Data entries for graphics
_____
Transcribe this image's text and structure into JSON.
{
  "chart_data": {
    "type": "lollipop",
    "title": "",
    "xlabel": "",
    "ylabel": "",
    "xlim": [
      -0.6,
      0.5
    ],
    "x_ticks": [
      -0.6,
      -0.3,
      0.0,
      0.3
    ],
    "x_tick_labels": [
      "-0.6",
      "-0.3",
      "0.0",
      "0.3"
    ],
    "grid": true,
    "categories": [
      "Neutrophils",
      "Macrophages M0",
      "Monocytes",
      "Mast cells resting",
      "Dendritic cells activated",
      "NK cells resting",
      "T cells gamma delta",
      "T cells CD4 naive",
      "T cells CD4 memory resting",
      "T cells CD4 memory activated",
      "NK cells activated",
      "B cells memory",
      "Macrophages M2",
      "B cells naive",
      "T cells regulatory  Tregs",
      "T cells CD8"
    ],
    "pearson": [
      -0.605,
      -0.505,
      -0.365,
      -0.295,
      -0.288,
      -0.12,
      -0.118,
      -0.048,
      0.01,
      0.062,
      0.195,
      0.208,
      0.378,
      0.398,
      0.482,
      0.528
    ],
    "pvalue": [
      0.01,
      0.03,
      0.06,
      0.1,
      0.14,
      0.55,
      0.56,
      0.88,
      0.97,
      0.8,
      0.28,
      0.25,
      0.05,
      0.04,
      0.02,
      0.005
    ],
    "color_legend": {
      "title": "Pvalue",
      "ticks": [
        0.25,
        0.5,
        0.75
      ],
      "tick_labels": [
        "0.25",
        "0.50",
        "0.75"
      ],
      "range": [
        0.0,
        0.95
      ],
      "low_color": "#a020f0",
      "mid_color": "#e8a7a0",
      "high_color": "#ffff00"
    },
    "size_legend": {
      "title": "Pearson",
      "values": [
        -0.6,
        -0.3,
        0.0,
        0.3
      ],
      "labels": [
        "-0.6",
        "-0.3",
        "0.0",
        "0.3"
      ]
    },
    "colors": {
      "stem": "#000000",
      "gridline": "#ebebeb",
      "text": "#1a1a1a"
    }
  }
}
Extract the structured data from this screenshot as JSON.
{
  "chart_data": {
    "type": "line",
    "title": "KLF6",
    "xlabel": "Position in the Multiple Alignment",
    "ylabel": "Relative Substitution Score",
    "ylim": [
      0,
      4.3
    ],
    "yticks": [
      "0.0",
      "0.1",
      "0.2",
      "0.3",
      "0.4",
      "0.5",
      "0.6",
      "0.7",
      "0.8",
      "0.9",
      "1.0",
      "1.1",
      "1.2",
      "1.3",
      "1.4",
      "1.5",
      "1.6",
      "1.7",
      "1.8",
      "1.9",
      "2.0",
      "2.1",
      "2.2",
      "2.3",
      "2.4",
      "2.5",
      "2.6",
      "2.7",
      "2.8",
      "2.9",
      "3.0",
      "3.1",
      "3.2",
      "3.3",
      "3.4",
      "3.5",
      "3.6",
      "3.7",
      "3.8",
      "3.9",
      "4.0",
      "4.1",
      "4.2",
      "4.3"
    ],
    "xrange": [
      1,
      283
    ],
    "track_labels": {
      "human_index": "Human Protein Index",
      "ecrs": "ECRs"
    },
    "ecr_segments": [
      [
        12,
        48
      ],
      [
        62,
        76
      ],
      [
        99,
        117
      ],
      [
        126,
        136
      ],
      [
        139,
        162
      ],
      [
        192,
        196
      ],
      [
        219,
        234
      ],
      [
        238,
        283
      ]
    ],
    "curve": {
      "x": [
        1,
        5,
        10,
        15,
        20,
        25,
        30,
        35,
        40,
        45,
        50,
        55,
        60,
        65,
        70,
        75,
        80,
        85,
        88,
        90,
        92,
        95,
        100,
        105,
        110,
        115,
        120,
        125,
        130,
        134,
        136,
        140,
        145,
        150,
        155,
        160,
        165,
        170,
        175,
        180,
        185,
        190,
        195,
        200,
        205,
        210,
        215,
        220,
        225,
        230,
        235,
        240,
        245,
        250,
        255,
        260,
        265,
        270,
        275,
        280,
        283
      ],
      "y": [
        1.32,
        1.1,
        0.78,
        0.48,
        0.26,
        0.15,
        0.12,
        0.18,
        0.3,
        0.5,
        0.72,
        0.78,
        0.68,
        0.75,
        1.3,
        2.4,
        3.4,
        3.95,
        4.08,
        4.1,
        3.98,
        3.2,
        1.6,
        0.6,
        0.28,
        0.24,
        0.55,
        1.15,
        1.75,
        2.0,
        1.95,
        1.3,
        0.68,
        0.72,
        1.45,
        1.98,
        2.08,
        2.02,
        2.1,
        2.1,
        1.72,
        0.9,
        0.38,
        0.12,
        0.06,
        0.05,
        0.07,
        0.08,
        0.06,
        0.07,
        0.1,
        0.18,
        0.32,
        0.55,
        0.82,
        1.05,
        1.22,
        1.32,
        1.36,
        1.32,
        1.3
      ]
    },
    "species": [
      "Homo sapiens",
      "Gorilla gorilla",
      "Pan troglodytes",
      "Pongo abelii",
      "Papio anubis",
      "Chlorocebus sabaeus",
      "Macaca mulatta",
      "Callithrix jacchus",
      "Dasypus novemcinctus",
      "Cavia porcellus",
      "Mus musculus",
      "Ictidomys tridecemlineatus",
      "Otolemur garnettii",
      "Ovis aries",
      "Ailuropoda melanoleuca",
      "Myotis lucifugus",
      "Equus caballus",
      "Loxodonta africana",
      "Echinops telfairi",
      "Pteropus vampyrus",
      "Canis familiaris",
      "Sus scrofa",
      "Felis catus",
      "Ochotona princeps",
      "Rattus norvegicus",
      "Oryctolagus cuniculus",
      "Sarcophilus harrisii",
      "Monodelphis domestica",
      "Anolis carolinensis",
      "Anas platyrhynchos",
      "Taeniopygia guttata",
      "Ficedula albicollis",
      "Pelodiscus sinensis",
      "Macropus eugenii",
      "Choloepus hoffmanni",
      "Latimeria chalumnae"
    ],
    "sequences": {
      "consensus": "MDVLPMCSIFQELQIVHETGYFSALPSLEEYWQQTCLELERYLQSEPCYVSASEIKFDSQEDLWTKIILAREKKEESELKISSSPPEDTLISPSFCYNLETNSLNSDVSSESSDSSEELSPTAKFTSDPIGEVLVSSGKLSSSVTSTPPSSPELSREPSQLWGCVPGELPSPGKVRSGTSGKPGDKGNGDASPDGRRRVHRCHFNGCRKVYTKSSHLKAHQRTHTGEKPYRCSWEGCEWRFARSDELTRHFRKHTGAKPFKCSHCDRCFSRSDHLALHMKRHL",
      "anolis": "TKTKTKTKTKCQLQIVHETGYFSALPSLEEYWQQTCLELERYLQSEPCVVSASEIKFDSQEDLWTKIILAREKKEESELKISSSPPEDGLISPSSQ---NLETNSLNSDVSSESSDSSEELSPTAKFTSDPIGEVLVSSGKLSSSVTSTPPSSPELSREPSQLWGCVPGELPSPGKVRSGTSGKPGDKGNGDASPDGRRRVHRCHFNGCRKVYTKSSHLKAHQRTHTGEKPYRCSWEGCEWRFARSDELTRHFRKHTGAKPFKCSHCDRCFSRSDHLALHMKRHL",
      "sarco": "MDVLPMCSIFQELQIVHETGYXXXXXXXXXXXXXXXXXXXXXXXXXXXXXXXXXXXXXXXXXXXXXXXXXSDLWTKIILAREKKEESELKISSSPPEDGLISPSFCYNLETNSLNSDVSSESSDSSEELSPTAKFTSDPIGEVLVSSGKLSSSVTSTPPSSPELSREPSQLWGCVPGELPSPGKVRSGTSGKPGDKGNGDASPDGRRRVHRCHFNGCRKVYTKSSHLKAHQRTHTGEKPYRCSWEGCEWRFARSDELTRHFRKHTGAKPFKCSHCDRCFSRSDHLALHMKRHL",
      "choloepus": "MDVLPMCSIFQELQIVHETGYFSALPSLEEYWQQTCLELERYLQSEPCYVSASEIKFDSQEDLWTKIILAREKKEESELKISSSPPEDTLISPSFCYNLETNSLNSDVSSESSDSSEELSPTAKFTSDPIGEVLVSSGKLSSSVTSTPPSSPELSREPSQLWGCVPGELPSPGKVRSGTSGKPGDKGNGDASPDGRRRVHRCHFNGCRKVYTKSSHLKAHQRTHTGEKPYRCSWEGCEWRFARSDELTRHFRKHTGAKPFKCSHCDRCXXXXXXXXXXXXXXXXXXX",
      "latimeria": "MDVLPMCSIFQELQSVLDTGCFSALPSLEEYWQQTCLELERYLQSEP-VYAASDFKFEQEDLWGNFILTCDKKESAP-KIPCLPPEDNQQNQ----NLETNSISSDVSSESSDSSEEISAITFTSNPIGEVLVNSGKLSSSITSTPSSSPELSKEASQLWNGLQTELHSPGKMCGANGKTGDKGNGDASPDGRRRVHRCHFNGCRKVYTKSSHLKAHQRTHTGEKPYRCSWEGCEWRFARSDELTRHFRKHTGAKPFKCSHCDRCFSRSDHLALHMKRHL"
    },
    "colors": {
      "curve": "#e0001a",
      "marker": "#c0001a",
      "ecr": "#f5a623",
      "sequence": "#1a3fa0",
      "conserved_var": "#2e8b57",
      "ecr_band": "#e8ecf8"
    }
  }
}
_____
Count the lines above that contain the word "memory". Give only the number.

3